»»

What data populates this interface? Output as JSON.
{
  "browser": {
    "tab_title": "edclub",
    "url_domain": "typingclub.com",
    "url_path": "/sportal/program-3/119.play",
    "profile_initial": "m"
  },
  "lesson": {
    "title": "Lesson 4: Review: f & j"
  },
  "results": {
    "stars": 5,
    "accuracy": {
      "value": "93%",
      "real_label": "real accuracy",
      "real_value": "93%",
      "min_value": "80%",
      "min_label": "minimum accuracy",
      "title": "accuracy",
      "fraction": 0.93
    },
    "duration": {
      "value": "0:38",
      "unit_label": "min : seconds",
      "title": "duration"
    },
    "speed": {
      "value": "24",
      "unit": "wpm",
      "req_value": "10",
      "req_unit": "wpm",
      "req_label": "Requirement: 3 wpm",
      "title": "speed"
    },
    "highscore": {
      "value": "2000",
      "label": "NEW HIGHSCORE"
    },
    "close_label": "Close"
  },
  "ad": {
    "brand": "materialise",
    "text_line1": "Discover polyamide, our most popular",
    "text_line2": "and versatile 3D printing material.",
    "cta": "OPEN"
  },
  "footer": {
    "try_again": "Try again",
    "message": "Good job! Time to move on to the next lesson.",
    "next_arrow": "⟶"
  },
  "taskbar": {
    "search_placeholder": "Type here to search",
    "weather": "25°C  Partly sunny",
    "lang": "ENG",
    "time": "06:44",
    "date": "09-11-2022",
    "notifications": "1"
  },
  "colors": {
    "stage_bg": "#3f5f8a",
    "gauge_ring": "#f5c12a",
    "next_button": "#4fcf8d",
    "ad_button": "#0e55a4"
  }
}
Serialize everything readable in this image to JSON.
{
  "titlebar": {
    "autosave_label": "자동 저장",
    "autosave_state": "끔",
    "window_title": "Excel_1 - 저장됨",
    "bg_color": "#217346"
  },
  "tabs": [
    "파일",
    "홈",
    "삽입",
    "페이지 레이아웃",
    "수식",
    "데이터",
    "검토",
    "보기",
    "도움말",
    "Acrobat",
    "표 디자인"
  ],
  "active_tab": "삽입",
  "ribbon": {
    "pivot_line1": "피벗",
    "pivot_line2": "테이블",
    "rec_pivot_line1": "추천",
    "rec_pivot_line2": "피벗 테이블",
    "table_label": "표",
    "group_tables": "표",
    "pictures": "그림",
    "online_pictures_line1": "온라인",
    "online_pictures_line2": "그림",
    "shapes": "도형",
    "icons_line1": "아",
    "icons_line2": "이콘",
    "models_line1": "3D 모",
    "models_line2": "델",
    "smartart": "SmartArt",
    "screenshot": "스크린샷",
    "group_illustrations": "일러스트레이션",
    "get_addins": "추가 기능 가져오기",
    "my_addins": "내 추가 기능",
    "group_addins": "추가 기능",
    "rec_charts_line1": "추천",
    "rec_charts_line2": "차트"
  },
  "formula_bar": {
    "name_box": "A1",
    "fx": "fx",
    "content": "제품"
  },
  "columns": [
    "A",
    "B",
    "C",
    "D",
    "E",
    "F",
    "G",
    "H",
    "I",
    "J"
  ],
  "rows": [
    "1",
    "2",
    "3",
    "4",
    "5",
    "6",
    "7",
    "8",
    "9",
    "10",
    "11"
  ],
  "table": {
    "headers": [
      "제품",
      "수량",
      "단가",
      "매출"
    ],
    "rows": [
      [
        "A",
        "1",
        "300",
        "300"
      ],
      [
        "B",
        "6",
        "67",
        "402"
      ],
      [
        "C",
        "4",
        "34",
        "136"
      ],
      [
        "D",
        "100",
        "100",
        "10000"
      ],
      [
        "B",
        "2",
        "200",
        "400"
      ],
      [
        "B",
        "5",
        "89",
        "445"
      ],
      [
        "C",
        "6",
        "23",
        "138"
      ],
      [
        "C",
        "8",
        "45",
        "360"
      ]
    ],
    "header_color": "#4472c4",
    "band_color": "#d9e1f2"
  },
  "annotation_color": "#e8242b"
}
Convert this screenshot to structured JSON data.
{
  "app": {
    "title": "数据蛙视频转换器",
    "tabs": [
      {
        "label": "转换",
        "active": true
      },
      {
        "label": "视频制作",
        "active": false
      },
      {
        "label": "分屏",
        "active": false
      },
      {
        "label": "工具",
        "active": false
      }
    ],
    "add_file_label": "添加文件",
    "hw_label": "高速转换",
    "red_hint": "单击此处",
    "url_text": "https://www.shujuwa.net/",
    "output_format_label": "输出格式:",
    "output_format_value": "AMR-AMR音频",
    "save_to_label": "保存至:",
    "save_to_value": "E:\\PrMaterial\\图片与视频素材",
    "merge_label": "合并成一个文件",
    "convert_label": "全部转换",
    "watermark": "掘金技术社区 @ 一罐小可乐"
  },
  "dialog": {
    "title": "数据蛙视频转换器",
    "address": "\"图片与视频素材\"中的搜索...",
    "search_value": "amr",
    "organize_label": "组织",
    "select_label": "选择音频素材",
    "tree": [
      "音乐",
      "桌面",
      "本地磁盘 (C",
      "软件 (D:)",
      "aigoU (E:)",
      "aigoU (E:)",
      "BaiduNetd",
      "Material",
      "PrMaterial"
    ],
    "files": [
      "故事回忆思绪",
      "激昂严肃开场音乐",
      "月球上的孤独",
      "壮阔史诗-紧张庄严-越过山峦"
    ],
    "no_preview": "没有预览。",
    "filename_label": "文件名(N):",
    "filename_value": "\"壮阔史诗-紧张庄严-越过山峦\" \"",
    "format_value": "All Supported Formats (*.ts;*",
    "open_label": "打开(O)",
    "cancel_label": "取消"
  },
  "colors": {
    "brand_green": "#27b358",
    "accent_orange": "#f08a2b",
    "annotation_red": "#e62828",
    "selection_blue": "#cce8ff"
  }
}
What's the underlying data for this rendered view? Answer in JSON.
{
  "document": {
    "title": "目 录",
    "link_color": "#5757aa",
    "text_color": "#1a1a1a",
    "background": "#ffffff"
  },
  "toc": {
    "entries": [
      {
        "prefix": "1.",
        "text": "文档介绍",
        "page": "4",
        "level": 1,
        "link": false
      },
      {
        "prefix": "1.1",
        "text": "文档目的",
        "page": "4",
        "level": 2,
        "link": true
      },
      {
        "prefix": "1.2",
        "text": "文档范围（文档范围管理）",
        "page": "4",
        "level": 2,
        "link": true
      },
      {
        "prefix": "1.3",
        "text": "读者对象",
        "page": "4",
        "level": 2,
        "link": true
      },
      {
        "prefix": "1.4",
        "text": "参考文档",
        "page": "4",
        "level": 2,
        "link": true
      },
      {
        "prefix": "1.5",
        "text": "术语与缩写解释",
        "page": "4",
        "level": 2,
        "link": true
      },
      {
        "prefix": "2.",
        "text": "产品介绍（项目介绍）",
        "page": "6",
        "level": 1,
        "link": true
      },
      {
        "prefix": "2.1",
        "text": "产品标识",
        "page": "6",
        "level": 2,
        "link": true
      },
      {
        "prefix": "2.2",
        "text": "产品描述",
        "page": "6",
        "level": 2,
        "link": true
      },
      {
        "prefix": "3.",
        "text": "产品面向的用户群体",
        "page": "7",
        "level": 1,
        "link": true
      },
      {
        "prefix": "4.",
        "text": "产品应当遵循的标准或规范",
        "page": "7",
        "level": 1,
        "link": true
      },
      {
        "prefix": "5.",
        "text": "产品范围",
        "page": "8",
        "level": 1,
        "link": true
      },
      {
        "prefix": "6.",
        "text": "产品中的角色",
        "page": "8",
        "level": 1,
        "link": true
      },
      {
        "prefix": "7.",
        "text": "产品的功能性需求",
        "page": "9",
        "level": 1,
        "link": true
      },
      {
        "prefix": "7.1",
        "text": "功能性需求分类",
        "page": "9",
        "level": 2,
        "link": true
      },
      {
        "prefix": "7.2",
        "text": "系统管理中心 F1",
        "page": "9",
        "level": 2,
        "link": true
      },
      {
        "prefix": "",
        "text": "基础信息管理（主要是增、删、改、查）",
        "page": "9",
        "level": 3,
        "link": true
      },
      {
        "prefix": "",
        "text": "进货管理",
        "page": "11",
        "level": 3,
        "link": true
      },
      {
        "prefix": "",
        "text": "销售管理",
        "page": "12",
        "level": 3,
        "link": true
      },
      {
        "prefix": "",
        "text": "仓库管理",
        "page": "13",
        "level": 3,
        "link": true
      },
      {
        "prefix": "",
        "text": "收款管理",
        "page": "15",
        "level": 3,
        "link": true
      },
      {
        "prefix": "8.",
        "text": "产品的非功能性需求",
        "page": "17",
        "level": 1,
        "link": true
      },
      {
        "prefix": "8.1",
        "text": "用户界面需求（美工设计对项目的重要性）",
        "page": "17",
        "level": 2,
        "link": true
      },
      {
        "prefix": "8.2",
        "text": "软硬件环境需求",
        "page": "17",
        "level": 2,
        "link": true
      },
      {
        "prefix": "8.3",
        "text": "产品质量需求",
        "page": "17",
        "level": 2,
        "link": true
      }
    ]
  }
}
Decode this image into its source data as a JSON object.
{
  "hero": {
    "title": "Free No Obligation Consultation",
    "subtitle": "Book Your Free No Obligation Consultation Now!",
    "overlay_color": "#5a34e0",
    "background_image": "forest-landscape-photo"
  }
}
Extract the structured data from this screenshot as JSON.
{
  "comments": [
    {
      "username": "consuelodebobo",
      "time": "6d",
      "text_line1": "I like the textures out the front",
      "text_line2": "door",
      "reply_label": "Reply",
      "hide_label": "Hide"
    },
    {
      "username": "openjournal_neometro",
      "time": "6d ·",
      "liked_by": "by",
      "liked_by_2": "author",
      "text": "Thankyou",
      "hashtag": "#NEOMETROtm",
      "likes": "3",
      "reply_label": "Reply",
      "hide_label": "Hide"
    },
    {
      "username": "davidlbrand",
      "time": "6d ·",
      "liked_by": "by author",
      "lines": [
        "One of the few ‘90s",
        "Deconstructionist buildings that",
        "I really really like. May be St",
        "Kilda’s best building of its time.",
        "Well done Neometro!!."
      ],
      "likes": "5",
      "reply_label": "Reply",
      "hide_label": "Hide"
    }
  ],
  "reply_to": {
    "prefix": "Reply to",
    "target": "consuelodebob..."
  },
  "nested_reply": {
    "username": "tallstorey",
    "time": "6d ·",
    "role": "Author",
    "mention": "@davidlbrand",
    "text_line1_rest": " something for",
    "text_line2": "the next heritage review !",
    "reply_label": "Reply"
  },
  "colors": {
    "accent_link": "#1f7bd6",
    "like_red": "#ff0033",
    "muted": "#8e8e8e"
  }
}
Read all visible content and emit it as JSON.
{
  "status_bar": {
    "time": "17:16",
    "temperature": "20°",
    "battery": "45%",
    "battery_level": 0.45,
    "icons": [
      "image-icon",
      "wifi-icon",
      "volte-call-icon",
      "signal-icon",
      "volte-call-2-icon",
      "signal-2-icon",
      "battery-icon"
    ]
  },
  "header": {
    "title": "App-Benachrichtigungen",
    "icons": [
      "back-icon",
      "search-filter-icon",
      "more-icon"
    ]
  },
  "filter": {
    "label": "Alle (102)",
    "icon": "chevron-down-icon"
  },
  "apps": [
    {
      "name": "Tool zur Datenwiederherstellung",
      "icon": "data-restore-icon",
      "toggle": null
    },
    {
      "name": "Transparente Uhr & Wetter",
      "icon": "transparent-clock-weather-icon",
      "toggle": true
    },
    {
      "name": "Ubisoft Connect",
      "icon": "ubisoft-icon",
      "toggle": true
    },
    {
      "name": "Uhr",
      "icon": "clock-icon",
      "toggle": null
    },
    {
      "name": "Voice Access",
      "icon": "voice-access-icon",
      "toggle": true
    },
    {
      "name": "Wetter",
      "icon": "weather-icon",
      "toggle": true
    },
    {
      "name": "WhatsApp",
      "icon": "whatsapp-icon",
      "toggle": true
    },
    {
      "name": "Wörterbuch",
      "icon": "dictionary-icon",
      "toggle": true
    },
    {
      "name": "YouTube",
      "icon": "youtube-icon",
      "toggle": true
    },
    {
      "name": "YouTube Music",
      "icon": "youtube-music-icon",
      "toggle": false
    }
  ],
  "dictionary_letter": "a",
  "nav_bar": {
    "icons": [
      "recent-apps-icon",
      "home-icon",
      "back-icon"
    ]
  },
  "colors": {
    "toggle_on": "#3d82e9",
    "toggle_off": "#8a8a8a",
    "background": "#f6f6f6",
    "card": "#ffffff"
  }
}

««

◆ WHAT TO WORK ON ◆
Filter the entries and copy out every line with the word "壮阔史诗".

◆ THE OUTPUT ◆
      "壮阔史诗-紧张庄严-越过山峦"
    "filename_value": "\"壮阔史诗-紧张庄严-越过山峦\" \"",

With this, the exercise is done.